• Supplied data:

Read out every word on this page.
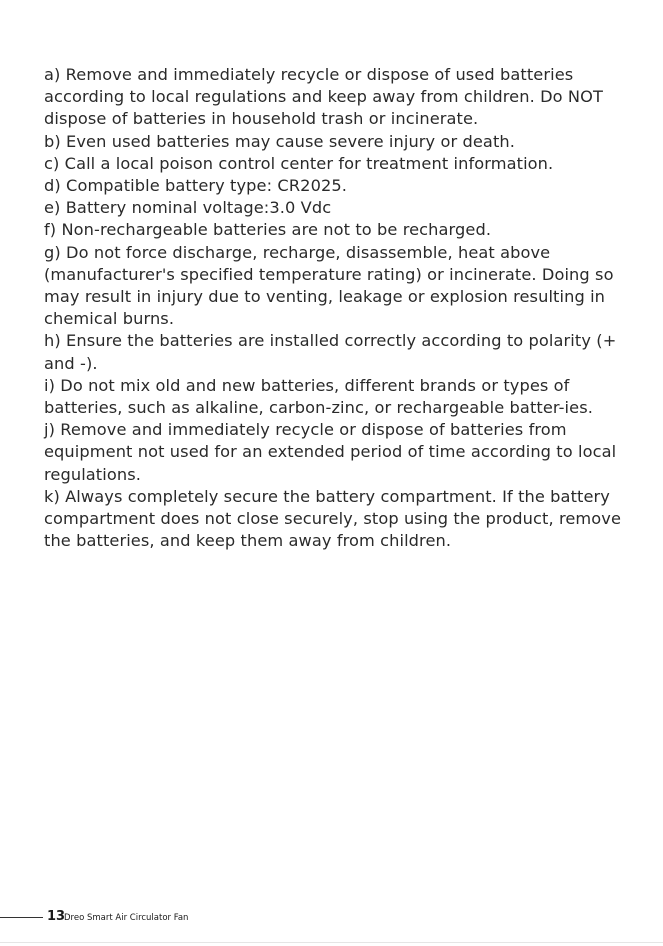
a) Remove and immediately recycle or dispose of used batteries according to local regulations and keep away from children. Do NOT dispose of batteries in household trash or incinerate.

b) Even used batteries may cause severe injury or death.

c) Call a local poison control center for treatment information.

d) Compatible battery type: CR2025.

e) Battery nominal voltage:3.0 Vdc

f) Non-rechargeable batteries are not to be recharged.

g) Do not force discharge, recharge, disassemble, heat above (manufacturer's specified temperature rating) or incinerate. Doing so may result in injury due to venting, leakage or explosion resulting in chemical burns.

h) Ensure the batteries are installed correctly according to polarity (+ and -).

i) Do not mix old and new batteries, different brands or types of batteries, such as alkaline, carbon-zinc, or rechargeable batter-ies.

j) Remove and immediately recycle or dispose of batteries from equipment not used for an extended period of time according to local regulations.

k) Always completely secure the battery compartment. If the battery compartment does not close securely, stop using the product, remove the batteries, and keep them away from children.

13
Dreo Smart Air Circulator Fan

==

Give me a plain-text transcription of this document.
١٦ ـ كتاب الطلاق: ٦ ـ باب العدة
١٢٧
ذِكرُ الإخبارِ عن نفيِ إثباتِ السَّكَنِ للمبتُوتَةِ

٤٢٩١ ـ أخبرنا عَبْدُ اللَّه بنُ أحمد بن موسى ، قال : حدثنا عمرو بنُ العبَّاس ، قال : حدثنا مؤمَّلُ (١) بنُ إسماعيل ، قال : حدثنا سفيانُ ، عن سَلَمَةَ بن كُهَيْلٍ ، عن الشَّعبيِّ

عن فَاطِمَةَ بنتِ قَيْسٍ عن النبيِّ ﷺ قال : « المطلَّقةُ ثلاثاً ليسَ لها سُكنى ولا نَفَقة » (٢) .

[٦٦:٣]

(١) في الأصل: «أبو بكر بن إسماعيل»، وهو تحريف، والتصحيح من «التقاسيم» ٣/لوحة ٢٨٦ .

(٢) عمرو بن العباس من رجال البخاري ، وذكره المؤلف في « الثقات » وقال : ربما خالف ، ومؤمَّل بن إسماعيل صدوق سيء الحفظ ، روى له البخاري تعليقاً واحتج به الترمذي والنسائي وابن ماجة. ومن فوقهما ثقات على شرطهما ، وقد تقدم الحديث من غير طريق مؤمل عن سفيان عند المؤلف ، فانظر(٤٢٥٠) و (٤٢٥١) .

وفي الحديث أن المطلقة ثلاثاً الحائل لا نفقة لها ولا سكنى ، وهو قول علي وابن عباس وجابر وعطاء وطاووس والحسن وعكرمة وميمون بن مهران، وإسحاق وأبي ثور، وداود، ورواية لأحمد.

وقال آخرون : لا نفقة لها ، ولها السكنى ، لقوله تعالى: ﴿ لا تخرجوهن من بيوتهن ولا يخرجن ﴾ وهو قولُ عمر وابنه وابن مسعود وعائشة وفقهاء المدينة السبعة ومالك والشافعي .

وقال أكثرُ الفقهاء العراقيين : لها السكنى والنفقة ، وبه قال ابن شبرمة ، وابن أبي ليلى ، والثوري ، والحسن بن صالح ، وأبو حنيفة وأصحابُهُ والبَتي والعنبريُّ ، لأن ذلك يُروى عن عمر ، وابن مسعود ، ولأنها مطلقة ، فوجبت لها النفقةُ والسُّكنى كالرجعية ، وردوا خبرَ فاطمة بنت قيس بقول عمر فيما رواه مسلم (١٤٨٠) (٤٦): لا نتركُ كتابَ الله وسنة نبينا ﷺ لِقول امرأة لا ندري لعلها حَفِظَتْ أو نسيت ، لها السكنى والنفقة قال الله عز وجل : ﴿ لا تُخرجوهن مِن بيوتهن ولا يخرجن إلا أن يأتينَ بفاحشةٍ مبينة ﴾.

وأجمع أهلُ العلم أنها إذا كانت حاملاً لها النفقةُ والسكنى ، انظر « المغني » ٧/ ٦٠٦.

...

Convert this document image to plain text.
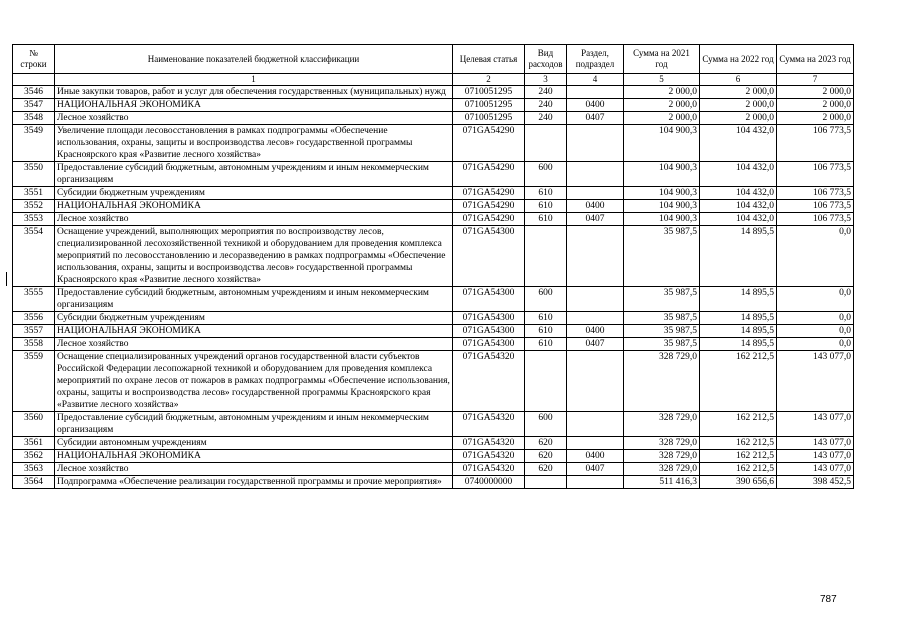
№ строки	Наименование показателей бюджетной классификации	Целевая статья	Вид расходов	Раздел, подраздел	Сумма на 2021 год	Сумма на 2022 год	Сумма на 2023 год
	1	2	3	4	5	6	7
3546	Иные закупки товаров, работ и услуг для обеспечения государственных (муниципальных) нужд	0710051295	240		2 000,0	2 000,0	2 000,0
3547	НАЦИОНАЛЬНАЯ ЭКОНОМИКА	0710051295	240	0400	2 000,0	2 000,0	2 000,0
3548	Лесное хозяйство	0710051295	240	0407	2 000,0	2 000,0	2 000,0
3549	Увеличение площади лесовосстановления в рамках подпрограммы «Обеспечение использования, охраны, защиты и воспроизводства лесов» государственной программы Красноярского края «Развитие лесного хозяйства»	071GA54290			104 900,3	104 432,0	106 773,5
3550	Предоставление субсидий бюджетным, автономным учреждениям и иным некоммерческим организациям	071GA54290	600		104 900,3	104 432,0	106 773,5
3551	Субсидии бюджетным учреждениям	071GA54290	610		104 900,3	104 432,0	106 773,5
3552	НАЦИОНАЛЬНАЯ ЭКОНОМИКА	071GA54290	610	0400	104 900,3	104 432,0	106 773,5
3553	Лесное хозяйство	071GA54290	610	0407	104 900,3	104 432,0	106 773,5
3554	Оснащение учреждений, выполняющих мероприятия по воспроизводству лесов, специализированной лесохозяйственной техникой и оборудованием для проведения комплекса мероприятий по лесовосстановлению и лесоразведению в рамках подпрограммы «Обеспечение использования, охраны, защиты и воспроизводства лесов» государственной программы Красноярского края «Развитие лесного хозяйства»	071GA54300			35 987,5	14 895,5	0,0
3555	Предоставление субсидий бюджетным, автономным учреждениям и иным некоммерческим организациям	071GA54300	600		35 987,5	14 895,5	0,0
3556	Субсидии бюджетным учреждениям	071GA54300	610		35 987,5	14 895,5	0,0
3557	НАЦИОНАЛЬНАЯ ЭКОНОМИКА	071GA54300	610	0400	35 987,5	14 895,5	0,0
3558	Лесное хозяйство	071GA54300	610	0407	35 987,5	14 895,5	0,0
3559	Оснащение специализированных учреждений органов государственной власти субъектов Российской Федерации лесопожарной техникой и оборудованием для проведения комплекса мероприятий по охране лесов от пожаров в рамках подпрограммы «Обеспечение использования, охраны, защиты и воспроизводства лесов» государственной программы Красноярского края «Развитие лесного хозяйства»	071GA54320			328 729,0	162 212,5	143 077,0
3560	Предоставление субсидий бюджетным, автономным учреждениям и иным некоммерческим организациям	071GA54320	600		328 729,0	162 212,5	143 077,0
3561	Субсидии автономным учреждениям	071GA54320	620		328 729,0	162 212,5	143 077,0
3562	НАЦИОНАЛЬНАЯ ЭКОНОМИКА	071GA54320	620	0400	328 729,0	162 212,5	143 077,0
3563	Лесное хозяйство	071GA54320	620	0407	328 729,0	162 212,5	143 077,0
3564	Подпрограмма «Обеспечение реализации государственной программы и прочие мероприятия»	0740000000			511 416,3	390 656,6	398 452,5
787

• Exercise aim: Go through the listing above and pull out each line containing the word "children".

• Written response:
a) Remove and immediately recycle or dispose of used batteries according to local regulations and keep away from children. Do NOT dispose of batteries in household trash or incinerate.
k) Always completely secure the battery compartment. If the battery compartment does not close securely, stop using the product, remove the batteries, and keep them away from children.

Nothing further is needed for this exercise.